-- START --

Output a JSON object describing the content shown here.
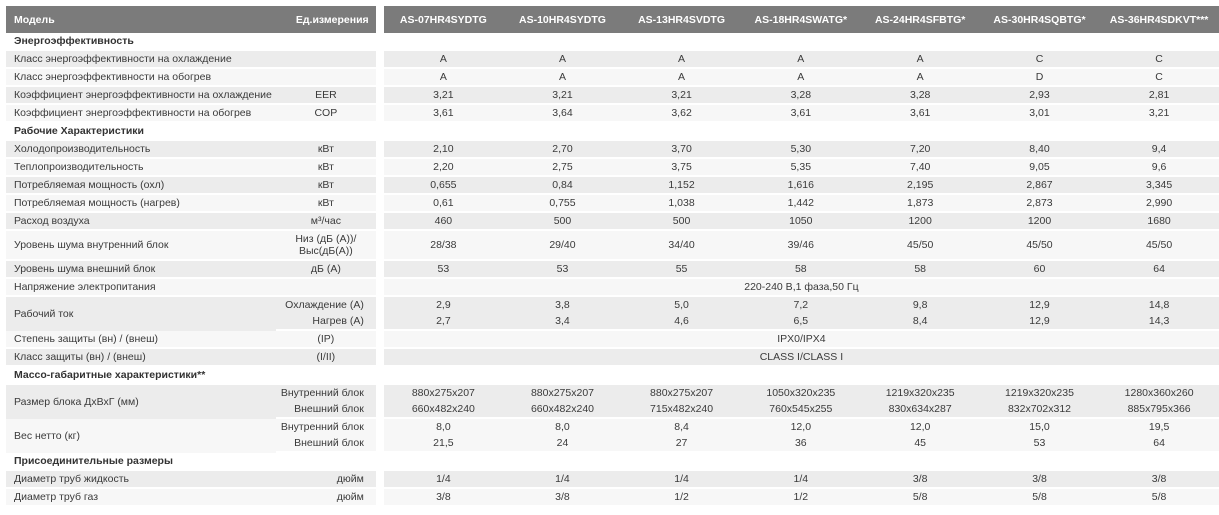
{
  "header": {
    "model_label": "Модель",
    "unit_label": "Ед.измерения",
    "models": [
      "AS-07HR4SYDTG",
      "AS-10HR4SYDTG",
      "AS-13HR4SVDTG",
      "AS-18HR4SWATG*",
      "AS-24HR4SFBTG*",
      "AS-30HR4SQBTG*",
      "AS-36HR4SDKVT***"
    ]
  },
  "sections": {
    "energy": "Энергоэффективность",
    "operating": "Рабочие Характеристики",
    "dimensions": "Массо-габаритные характеристики**",
    "connections": "Присоединительные размеры"
  },
  "rows": {
    "cool_class": {
      "label": "Класс энергоэффективности на охлаждение",
      "unit": "",
      "values": [
        "A",
        "A",
        "A",
        "A",
        "A",
        "C",
        "C"
      ]
    },
    "heat_class": {
      "label": "Класс энергоэффективности на обогрев",
      "unit": "",
      "values": [
        "A",
        "A",
        "A",
        "A",
        "A",
        "D",
        "C"
      ]
    },
    "eer": {
      "label": "Коэффициент энергоэффективности на охлаждение",
      "unit": "EER",
      "values": [
        "3,21",
        "3,21",
        "3,21",
        "3,28",
        "3,28",
        "2,93",
        "2,81"
      ]
    },
    "cop": {
      "label": "Коэффициент энергоэффективности на обогрев",
      "unit": "COP",
      "values": [
        "3,61",
        "3,64",
        "3,62",
        "3,61",
        "3,61",
        "3,01",
        "3,21"
      ]
    },
    "cool_cap": {
      "label": "Холодопроизводительность",
      "unit": "кВт",
      "values": [
        "2,10",
        "2,70",
        "3,70",
        "5,30",
        "7,20",
        "8,40",
        "9,4"
      ]
    },
    "heat_cap": {
      "label": "Теплопроизводительность",
      "unit": "кВт",
      "values": [
        "2,20",
        "2,75",
        "3,75",
        "5,35",
        "7,40",
        "9,05",
        "9,6"
      ]
    },
    "power_cool": {
      "label": "Потребляемая мощность (охл)",
      "unit": "кВт",
      "values": [
        "0,655",
        "0,84",
        "1,152",
        "1,616",
        "2,195",
        "2,867",
        "3,345"
      ]
    },
    "power_heat": {
      "label": "Потребляемая мощность (нагрев)",
      "unit": "кВт",
      "values": [
        "0,61",
        "0,755",
        "1,038",
        "1,442",
        "1,873",
        "2,873",
        "2,990"
      ]
    },
    "airflow": {
      "label": "Расход воздуха",
      "unit": "м³/час",
      "values": [
        "460",
        "500",
        "500",
        "1050",
        "1200",
        "1200",
        "1680"
      ]
    },
    "noise_in": {
      "label": "Уровень шума внутренний блок",
      "unit_line1": "Низ (дБ (А))/",
      "unit_line2": "Выс(дБ(А))",
      "values": [
        "28/38",
        "29/40",
        "34/40",
        "39/46",
        "45/50",
        "45/50",
        "45/50"
      ]
    },
    "noise_out": {
      "label": "Уровень шума внешний блок",
      "unit": "дБ (А)",
      "values": [
        "53",
        "53",
        "55",
        "58",
        "58",
        "60",
        "64"
      ]
    },
    "voltage": {
      "label": "Напряжение электропитания",
      "unit": "",
      "value": "220-240 В,1 фаза,50 Гц"
    },
    "current": {
      "label": "Рабочий ток",
      "unit_cool": "Охлаждение (А)",
      "unit_heat": "Нагрев (А)",
      "values_cool": [
        "2,9",
        "3,8",
        "5,0",
        "7,2",
        "9,8",
        "12,9",
        "14,8"
      ],
      "values_heat": [
        "2,7",
        "3,4",
        "4,6",
        "6,5",
        "8,4",
        "12,9",
        "14,3"
      ]
    },
    "ip": {
      "label": "Степень защиты (вн) / (внеш)",
      "unit": "(IP)",
      "value": "IPX0/IPX4"
    },
    "class": {
      "label": "Класс защиты (вн) / (внеш)",
      "unit": "(I/II)",
      "value": "CLASS I/CLASS I"
    },
    "size": {
      "label": "Размер блока ДхВхГ (мм)",
      "unit_in": "Внутренний блок",
      "unit_out": "Внешний блок",
      "values_in": [
        "880x275x207",
        "880x275x207",
        "880x275x207",
        "1050x320x235",
        "1219x320x235",
        "1219x320x235",
        "1280x360x260"
      ],
      "values_out": [
        "660x482x240",
        "660x482x240",
        "715x482x240",
        "760x545x255",
        "830x634x287",
        "832x702x312",
        "885x795x366"
      ]
    },
    "weight": {
      "label": "Вес нетто (кг)",
      "unit_in": "Внутренний блок",
      "unit_out": "Внешний блок",
      "values_in": [
        "8,0",
        "8,0",
        "8,4",
        "12,0",
        "12,0",
        "15,0",
        "19,5"
      ],
      "values_out": [
        "21,5",
        "24",
        "27",
        "36",
        "45",
        "53",
        "64"
      ]
    },
    "pipe_liquid": {
      "label": "Диаметр труб жидкость",
      "unit": "дюйм",
      "values": [
        "1/4",
        "1/4",
        "1/4",
        "1/4",
        "3/8",
        "3/8",
        "3/8"
      ]
    },
    "pipe_gas": {
      "label": "Диаметр труб газ",
      "unit": "дюйм",
      "values": [
        "3/8",
        "3/8",
        "1/2",
        "1/2",
        "5/8",
        "5/8",
        "5/8"
      ]
    }
  }
}
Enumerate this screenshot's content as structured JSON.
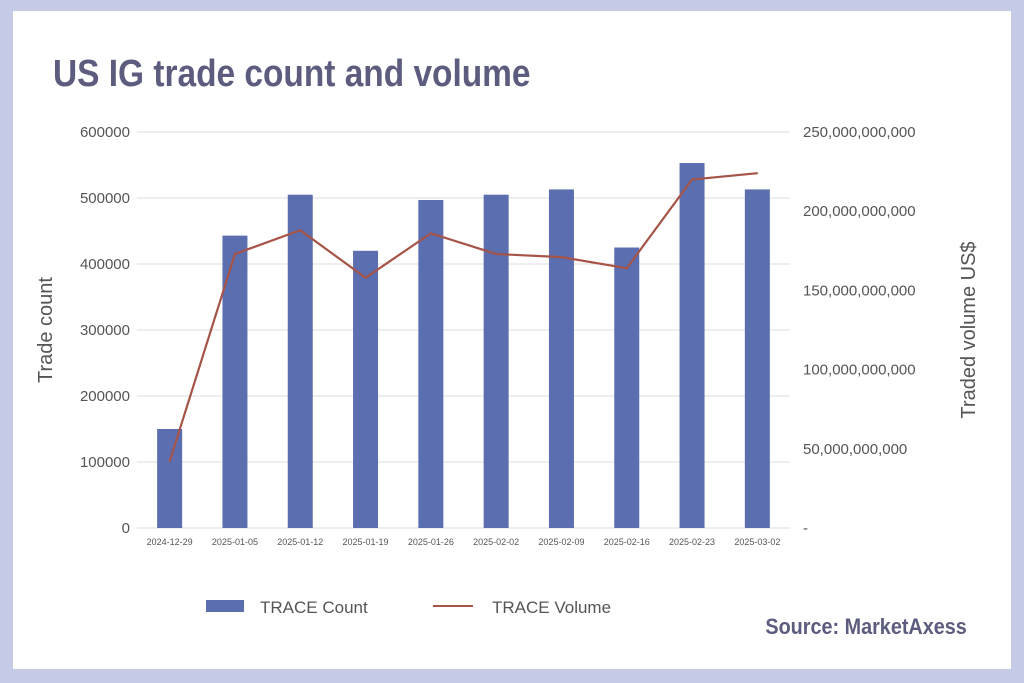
{
  "title": "US IG trade count and volume",
  "source": "Source: MarketAxess",
  "colors": {
    "background": "#c5cbe6",
    "title": "#5b5c7e",
    "bar": "#5b6eb0",
    "line": "#a65448",
    "grid": "#dcdcdc"
  },
  "chart_data": {
    "type": "bar",
    "categories": [
      "2024-12-29",
      "2025-01-05",
      "2025-01-12",
      "2025-01-19",
      "2025-01-26",
      "2025-02-02",
      "2025-02-09",
      "2025-02-16",
      "2025-02-23",
      "2025-03-02"
    ],
    "series": [
      {
        "name": "TRACE Count",
        "type": "bar",
        "axis": "left",
        "values": [
          150000,
          443000,
          505000,
          420000,
          497000,
          505000,
          513000,
          425000,
          553000,
          513000
        ]
      },
      {
        "name": "TRACE Volume",
        "type": "line",
        "axis": "right",
        "values": [
          42000000000,
          173000000000,
          188000000000,
          158000000000,
          186000000000,
          173000000000,
          171000000000,
          164000000000,
          220000000000,
          224000000000
        ]
      }
    ],
    "ylabel": "Trade count",
    "y2label": "Traded volume US$",
    "ylim": [
      0,
      600000
    ],
    "y2lim": [
      0,
      250000000000
    ],
    "yticks": [
      "0",
      "100000",
      "200000",
      "300000",
      "400000",
      "500000",
      "600000"
    ],
    "y2ticks": [
      "-",
      "50,000,000,000",
      "100,000,000,000",
      "150,000,000,000",
      "200,000,000,000",
      "250,000,000,000"
    ],
    "grid": true,
    "legend": "bottom"
  }
}
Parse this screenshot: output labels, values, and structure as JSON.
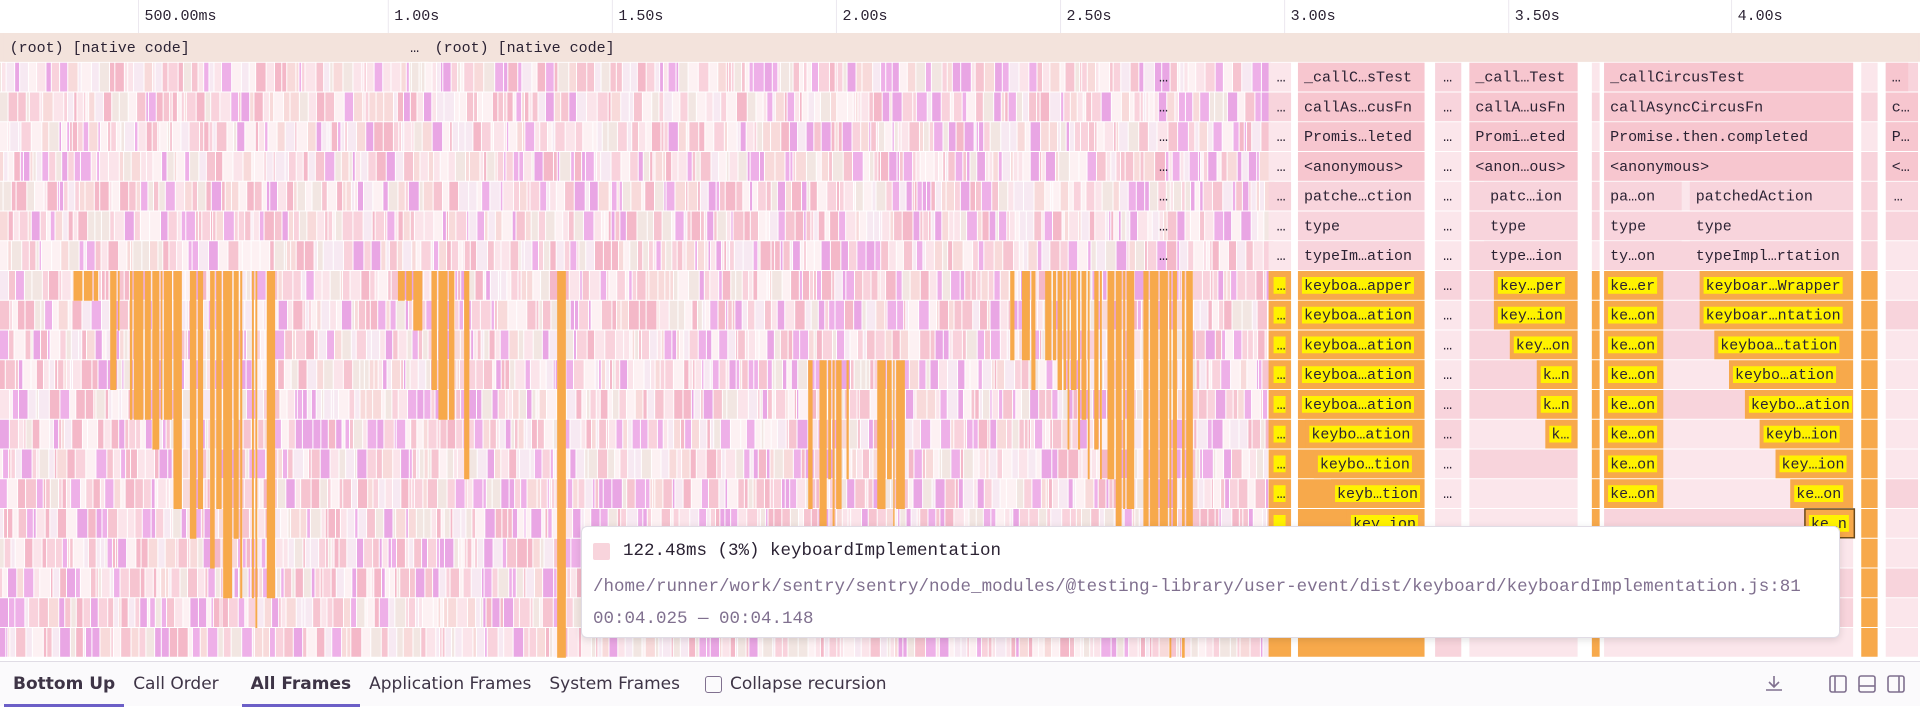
{
  "axis_ticks": [
    "500.00ms",
    "1.00s",
    "1.50s",
    "2.00s",
    "2.50s",
    "3.00s",
    "3.50s",
    "4.00s"
  ],
  "ellipsis": "…",
  "frames": [
    {
      "label": "(root) [native code]"
    },
    {
      "label": "…"
    },
    {
      "label": "(root) [native code]"
    },
    {
      "label": "_callC…sTest"
    },
    {
      "label": "_call…Test"
    },
    {
      "label": "_callCircusTest"
    },
    {
      "label": "…"
    },
    {
      "label": "callAs…cusFn"
    },
    {
      "label": "callA…usFn"
    },
    {
      "label": "callAsyncCircusFn"
    },
    {
      "label": "c…"
    },
    {
      "label": "Promis…leted"
    },
    {
      "label": "Promi…eted"
    },
    {
      "label": "Promise.then.completed"
    },
    {
      "label": "P…"
    },
    {
      "label": "<anonymous>"
    },
    {
      "label": "<anon…ous>"
    },
    {
      "label": "<anonymous>"
    },
    {
      "label": "<…"
    },
    {
      "label": "patche…ction"
    },
    {
      "label": "patc…ion"
    },
    {
      "label": "pa…on"
    },
    {
      "label": "patchedAction"
    },
    {
      "label": "type"
    },
    {
      "label": "type"
    },
    {
      "label": "type"
    },
    {
      "label": "type"
    },
    {
      "label": "typeIm…ation"
    },
    {
      "label": "type…ion"
    },
    {
      "label": "ty…on"
    },
    {
      "label": "typeImpl…rtation"
    },
    {
      "label": "keyboa…apper"
    },
    {
      "label": "key…per"
    },
    {
      "label": "ke…er"
    },
    {
      "label": "keyboar…Wrapper"
    },
    {
      "label": "keyboa…ation"
    },
    {
      "label": "key…ion"
    },
    {
      "label": "ke…on"
    },
    {
      "label": "keyboar…ntation"
    },
    {
      "label": "keyboa…ation"
    },
    {
      "label": "key…on"
    },
    {
      "label": "ke…on"
    },
    {
      "label": "keyboa…tation"
    },
    {
      "label": "keyboa…ation"
    },
    {
      "label": "k…n"
    },
    {
      "label": "ke…on"
    },
    {
      "label": "keybo…ation"
    },
    {
      "label": "keyboa…ation"
    },
    {
      "label": "k…n"
    },
    {
      "label": "ke…on"
    },
    {
      "label": "keybo…ation"
    },
    {
      "label": "keybo…ation"
    },
    {
      "label": "k…"
    },
    {
      "label": "ke…on"
    },
    {
      "label": "keyb…ion"
    },
    {
      "label": "keybo…tion"
    },
    {
      "label": "ke…on"
    },
    {
      "label": "key…ion"
    },
    {
      "label": "keyb…tion"
    },
    {
      "label": "ke…on"
    },
    {
      "label": "ke…on"
    },
    {
      "label": "key…ion"
    },
    {
      "label": "ke…n"
    }
  ],
  "tooltip": {
    "title": "122.48ms (3%) keyboardImplementation",
    "path": "/home/runner/work/sentry/sentry/node_modules/@testing-library/user-event/dist/keyboard/keyboardImplementation.js:81",
    "range": "00:04.025 — 00:04.148"
  },
  "toolbar": {
    "views": [
      "Bottom Up",
      "Call Order"
    ],
    "filters": [
      "All Frames",
      "Application Frames",
      "System Frames"
    ],
    "checkbox": "Collapse recursion"
  }
}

-- END --

> PROBLEM STATEMENT
Note each line of the entries that has "шума" in it, and copy those lines.

> TASK RESPONSE
      "label": "Уровень шума внутренний блок",
      "label": "Уровень шума внешний блок",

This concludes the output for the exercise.